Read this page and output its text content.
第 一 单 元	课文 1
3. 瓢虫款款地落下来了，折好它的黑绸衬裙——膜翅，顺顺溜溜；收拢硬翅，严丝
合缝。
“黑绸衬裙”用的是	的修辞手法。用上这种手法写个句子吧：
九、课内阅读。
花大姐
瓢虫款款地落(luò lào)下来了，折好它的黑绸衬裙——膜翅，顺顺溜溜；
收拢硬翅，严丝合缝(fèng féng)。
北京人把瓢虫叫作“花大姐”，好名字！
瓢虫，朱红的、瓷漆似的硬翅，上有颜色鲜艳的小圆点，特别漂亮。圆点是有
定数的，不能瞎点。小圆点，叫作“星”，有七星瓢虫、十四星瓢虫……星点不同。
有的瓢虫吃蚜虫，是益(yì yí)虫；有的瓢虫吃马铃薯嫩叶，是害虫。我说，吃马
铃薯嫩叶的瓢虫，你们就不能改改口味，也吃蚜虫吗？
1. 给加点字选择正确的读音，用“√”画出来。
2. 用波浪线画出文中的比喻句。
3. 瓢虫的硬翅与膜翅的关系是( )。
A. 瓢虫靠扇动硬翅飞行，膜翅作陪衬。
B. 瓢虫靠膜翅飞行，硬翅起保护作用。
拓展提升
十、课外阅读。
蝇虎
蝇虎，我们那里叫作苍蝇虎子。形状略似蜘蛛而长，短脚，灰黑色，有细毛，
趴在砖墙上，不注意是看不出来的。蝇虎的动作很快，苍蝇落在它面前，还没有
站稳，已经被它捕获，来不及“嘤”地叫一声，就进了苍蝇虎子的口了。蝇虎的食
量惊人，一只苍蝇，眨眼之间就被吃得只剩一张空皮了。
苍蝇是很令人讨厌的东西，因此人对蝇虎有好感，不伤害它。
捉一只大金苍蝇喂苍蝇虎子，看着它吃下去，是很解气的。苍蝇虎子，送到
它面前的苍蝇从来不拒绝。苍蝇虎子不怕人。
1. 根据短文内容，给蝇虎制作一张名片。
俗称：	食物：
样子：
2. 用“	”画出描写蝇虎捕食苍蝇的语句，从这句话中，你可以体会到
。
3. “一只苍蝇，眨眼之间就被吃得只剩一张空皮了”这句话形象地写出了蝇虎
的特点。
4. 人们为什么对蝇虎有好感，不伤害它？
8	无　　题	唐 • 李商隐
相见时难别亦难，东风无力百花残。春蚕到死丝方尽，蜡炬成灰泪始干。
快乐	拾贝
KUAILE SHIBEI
-=-=-
SHORT TASK: Across the preceding material, how many lines contain the word "收拢硬翅"? State the number alone.

TASK RESPONSE: 2